**Input for this task**
________

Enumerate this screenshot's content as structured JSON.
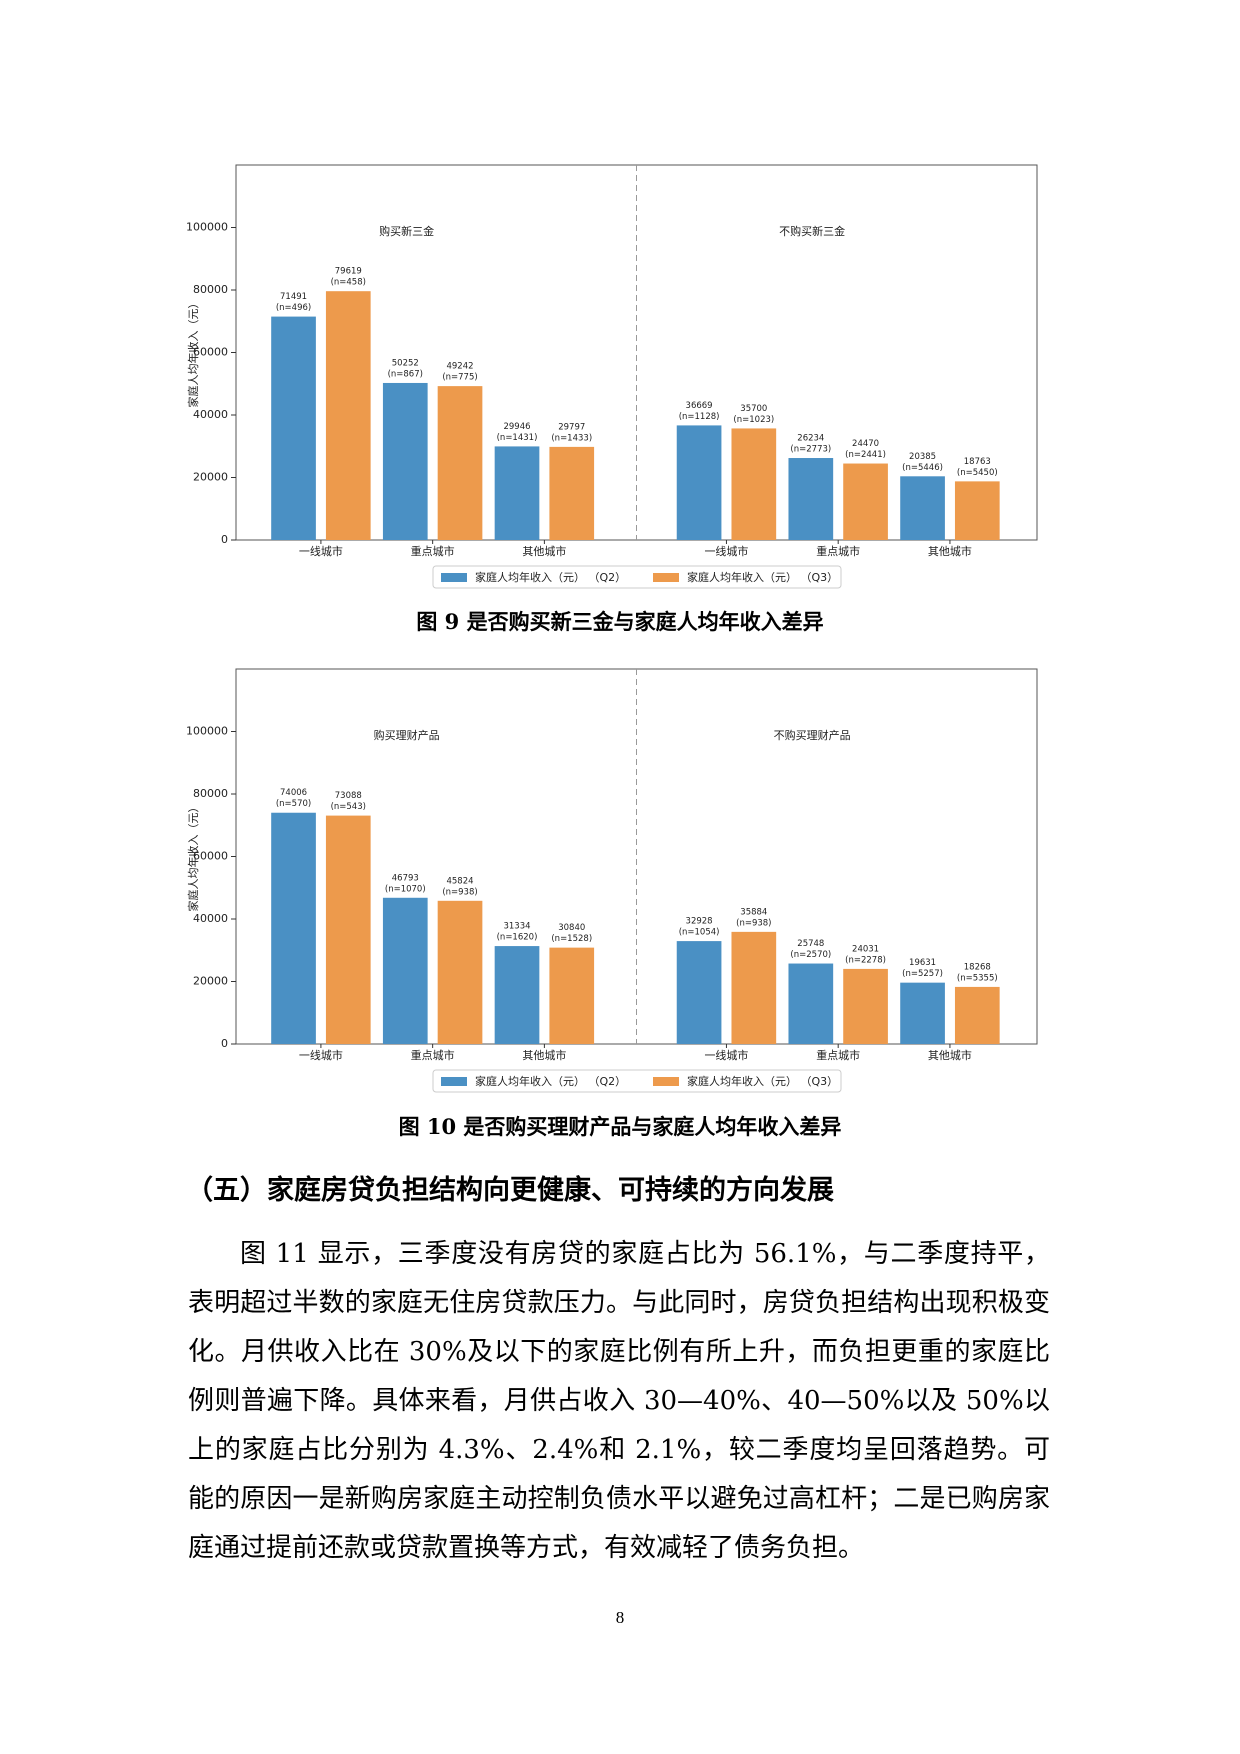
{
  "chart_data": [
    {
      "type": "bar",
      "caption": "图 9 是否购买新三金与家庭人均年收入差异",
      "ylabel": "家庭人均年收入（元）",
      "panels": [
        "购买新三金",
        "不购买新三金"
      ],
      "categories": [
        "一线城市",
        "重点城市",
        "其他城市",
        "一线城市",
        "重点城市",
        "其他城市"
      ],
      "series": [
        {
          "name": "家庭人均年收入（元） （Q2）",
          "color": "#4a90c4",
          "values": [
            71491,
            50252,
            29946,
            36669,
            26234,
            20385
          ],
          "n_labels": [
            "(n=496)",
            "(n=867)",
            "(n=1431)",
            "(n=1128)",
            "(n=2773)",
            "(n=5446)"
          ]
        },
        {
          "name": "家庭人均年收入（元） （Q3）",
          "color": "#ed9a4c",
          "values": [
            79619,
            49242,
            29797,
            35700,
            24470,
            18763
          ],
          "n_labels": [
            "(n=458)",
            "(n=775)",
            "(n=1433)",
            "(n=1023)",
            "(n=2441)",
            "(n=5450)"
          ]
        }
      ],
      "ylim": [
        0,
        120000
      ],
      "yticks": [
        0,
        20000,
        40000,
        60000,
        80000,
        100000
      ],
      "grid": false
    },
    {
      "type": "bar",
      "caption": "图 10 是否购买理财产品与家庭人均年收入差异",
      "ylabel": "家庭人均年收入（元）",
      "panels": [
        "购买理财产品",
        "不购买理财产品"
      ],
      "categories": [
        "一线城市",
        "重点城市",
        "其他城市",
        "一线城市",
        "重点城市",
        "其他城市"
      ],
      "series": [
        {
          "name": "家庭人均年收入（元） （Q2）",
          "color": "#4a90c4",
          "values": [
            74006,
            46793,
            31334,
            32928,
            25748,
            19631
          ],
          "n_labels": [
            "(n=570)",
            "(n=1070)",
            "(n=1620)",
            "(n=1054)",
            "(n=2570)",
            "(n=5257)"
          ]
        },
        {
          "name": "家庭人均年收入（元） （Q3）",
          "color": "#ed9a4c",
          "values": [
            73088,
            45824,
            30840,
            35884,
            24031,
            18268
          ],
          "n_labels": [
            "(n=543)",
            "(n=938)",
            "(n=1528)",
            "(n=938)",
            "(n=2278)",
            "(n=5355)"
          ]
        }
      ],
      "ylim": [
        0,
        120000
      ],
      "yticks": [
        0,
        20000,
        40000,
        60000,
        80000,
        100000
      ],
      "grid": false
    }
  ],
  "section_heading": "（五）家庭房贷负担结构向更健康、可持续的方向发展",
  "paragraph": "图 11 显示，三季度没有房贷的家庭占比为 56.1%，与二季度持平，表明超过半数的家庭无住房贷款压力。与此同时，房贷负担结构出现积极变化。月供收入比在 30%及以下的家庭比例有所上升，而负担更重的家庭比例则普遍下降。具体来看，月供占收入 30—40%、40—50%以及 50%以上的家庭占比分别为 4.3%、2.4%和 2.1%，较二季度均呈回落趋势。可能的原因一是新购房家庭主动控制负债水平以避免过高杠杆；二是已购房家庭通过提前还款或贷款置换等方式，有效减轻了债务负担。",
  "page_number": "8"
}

________

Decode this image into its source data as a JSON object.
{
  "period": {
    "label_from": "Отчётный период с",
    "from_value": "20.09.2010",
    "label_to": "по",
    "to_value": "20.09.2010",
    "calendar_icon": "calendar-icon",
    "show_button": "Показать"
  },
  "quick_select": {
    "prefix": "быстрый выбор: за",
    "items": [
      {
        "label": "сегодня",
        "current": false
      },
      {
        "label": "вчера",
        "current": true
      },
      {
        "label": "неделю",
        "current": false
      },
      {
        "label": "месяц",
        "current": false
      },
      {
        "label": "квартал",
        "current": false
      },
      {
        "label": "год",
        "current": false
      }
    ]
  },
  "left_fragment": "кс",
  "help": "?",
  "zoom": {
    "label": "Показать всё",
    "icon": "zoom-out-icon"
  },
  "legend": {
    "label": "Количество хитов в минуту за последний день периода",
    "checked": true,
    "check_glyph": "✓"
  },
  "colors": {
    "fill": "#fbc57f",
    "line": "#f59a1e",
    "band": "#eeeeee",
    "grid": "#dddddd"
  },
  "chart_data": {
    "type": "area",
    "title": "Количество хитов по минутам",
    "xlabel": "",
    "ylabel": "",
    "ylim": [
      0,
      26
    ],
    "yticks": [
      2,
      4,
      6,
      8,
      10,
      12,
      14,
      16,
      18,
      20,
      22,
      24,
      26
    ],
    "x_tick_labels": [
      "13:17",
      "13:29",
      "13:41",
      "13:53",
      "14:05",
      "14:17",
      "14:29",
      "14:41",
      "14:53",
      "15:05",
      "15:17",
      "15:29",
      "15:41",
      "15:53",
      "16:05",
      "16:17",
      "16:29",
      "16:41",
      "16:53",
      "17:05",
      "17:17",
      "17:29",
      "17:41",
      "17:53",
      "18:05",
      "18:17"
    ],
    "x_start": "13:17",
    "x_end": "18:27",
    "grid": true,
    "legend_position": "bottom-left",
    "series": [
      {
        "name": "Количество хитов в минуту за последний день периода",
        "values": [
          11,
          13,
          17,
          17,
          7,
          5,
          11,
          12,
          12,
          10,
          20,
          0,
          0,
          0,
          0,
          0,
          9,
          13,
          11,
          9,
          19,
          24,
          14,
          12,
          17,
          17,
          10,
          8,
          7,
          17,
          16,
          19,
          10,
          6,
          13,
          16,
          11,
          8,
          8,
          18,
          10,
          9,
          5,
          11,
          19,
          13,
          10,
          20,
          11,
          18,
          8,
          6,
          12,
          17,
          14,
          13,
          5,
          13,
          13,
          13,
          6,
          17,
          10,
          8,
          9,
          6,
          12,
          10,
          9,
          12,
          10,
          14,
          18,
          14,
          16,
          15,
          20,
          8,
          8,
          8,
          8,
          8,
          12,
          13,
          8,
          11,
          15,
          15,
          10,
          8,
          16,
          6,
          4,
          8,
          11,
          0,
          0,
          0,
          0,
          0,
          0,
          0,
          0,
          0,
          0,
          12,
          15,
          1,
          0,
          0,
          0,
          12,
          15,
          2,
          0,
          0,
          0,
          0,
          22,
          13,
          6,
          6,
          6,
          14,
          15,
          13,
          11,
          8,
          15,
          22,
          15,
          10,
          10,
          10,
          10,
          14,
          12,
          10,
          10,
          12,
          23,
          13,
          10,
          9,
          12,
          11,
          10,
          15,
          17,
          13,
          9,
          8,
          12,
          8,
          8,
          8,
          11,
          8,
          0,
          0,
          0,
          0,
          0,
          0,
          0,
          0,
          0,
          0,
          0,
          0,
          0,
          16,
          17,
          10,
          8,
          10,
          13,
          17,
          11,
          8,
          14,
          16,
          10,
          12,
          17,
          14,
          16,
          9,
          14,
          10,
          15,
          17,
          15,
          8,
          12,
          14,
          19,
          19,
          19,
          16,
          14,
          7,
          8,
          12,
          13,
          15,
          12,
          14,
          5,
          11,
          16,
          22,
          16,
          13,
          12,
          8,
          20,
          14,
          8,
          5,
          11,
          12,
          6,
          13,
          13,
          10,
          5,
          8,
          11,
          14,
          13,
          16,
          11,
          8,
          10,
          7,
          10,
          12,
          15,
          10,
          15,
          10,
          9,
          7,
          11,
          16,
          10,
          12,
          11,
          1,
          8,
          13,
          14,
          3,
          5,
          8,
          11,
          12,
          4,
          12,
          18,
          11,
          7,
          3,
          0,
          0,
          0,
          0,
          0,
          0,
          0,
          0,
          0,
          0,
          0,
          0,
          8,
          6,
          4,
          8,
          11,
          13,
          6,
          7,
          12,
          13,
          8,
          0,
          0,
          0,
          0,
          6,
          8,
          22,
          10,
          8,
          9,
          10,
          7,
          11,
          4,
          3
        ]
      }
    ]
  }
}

________

**Task to complete**
Search the data for the word "Показать" and copy each line where it appears.

**Complete answer**
    "show_button": "Показать"
    "label": "Показать всё",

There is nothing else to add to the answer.